Document segment =>
☆ ☆ ☆ ☆ ☆
I think it's a bad idea, I've never heard of this as a pattern, the code I can imagine may also look complicated. You should use Spark to write into Iceberg tables and Trino should be given to data analysts to query Iceberg tables. Also, Spark supports more Iceberg features than Trino, for example there are more metadata tables available when using Spark, there are more maintenance actions, etc. Trino is mostly good for ad-hoc subsecond queries, which Spark is bad at.

Spark also has optimizations for writing dataframes into Iceberg, it has different distribution modes and allows you to easily control the sizes of files that get written.

If you're reading from Kafka, you will probably also have streaming workloads, Trino does not support streaming. I don't think you can create a streaming dataframe and use the jdbc sink to write it into Trino. As a workaround maybe it's possible to use foreachBatch and write the current microbatch as a non-streaming df into Trino, but you will lose exactly-once guarantees.

You can also write your code in such a way that you separate Spark's dataframe transformation logic, from the logic of writers, so create a Hudi writer an Iceberg writer which you can switch between, it's all a matter of how you write your code.

As for changing table formats, I don't think you should change from Iceberg to Hudi or Delta lake. Iceberg is the native table format for Trino, this is the table format that Trino community prioritizes, Hudi and Delta lake are second-class citizens for Trino. It seems like you definitely plan to use Trino, that means that you should stick to Iceberg. You can even open the doc for the Hudi Trino connector and you'll see that there are barely any features supported: https://trino.io/docs/current/connector/hudi.html Compare that to Iceberg: https://trino.io/docs/current/connector/iceberg.html

Btw, regarding Hudi, you should never choose that table format, because it does not support ACID. They have said it for years that their table format supports ACID, but it isn't the case and you can read about this here: https://tabular.io/blog/iceberg-hudi-acid-guarantees/

The consequence of Hudi not supporting ACID is the fact that you will have data duplication or data loss when using Hudi.
☆ ☆ ☆ ☆ ☆
Objectives =>
**A)** Can you reproduce the passage of the reply about Spark and Trino starting with "I think it's" and going on through "Spark is bad at."?
**B)** Which web addresses appear in the reply about Spark and Trino? List every one.
**C)** Answer these questions from the reply about Spark and Trino:
(i) What kind of queries is Trino mostly good for?
(ii) What would be lost by using foreachBatch to write each microbatch into Trino?
(iii) What results from Hudi not supporting ACID?
☆ ☆ ☆ ☆ ☆
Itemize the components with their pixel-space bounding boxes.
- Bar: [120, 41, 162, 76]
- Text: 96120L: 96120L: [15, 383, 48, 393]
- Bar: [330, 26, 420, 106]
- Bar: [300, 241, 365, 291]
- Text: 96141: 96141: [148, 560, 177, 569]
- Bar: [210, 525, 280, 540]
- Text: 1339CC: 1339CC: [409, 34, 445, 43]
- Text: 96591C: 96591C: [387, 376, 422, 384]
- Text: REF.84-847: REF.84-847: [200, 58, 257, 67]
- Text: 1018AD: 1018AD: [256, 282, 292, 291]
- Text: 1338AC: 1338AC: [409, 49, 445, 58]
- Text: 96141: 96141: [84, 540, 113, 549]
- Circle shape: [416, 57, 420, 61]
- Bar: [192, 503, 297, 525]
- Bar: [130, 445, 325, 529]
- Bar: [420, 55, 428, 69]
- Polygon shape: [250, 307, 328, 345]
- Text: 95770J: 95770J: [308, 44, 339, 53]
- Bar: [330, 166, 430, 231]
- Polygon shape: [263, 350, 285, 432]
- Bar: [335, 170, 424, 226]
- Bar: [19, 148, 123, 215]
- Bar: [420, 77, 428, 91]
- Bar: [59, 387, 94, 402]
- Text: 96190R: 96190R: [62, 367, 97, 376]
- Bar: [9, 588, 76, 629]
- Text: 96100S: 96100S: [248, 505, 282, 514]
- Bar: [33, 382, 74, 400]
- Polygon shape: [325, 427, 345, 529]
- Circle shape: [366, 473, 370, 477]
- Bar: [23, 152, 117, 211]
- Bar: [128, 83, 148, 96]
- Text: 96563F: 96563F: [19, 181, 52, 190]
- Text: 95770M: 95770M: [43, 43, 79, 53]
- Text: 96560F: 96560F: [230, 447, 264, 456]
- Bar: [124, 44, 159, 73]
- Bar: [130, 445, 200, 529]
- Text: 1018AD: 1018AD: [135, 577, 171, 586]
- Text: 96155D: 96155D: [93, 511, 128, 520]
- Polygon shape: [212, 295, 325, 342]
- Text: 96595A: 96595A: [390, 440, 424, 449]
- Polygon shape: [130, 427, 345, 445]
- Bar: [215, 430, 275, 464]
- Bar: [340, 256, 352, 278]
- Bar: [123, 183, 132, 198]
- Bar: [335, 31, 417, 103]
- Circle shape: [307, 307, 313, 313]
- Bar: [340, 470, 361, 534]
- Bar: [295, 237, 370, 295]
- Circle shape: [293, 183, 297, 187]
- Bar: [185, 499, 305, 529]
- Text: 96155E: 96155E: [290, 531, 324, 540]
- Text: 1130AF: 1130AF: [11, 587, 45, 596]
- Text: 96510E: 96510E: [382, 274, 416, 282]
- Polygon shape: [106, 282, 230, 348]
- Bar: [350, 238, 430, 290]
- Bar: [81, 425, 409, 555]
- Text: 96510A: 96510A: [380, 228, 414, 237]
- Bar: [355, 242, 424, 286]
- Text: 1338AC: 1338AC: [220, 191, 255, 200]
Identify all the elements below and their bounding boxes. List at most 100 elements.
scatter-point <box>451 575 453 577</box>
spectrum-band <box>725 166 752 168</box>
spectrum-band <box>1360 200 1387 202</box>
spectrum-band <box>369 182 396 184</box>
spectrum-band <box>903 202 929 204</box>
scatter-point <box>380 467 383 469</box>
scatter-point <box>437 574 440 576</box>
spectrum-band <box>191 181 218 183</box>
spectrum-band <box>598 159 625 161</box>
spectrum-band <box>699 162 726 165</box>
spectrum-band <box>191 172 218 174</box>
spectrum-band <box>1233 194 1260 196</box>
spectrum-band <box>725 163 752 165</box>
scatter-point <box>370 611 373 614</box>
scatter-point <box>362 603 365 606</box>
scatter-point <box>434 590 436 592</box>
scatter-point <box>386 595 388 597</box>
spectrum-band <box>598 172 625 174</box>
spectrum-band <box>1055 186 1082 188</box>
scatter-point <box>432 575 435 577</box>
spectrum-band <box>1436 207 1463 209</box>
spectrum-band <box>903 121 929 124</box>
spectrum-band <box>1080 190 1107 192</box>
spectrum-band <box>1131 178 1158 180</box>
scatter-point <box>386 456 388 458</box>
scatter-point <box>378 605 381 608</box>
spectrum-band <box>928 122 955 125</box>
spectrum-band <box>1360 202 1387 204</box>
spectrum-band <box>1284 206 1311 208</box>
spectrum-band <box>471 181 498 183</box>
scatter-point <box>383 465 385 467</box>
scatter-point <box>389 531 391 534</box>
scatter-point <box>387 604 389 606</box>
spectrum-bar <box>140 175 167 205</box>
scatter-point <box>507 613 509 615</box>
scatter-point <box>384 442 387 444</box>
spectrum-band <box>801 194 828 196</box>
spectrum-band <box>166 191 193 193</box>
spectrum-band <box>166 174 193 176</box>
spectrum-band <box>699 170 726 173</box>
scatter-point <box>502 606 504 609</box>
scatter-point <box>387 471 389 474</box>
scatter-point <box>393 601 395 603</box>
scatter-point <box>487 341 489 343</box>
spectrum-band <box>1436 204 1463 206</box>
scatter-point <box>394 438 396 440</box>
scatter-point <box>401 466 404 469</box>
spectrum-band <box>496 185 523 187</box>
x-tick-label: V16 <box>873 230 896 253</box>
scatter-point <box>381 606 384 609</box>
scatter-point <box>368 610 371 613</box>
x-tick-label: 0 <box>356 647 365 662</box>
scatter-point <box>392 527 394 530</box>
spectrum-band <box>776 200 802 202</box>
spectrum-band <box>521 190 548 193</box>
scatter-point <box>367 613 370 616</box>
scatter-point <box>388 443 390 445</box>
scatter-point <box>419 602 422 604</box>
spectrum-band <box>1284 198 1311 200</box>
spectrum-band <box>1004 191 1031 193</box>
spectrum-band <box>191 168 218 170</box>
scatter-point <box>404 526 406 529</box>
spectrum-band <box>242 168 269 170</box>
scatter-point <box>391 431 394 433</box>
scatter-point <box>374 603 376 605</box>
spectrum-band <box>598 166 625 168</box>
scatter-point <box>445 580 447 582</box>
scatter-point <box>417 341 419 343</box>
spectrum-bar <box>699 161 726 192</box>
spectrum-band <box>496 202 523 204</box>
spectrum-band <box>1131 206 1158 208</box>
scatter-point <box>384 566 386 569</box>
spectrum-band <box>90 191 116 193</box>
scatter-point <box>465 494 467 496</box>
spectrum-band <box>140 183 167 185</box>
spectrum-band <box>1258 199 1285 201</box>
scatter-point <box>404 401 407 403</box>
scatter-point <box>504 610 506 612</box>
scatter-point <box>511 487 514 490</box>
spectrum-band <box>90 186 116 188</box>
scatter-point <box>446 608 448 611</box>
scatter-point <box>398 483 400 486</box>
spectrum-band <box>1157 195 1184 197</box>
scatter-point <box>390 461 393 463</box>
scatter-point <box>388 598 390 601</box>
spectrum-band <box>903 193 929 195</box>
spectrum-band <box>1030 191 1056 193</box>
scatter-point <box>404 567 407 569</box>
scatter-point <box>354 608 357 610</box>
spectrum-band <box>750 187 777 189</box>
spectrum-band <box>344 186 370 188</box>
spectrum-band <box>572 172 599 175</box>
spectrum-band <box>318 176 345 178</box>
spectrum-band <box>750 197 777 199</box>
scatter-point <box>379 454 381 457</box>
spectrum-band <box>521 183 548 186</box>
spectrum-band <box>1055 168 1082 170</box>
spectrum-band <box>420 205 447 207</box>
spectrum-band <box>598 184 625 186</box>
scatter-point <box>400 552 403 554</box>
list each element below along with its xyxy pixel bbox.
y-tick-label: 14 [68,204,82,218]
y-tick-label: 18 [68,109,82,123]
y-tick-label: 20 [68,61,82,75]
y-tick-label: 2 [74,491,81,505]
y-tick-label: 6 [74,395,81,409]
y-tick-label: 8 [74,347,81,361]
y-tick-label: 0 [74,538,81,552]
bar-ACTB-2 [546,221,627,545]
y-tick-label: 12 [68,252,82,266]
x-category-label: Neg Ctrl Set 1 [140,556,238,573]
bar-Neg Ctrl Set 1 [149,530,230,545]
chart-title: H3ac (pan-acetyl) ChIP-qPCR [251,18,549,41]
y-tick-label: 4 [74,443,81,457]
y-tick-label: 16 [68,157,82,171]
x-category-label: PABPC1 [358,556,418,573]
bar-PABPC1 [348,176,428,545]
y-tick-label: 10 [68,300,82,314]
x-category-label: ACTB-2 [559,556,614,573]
☆ ☆ ☆ ☆ ☆
Expected answers =>
**A)**
I think it's a bad idea, I've never heard of this as a pattern, the code I can imagine may also look complicated. You should use Spark to write into Iceberg tables and Trino should be given to data analysts to query Iceberg tables. Also, Spark supports more Iceberg features than Trino, for example there are more metadata tables available when using Spark, there are more maintenance actions, etc. Trino is mostly good for ad-hoc subsecond queries, which Spark is bad at.

**B)**
https://trino.io/docs/current/connector/hudi.html
https://trino.io/docs/current/connector/iceberg.html
https://tabular.io/blog/iceberg-hudi-acid-guarantees/

**C)**
(i) Ad-hoc subsecond queries.
(ii) Exactly-once guarantees.
(iii) Data duplication or data loss.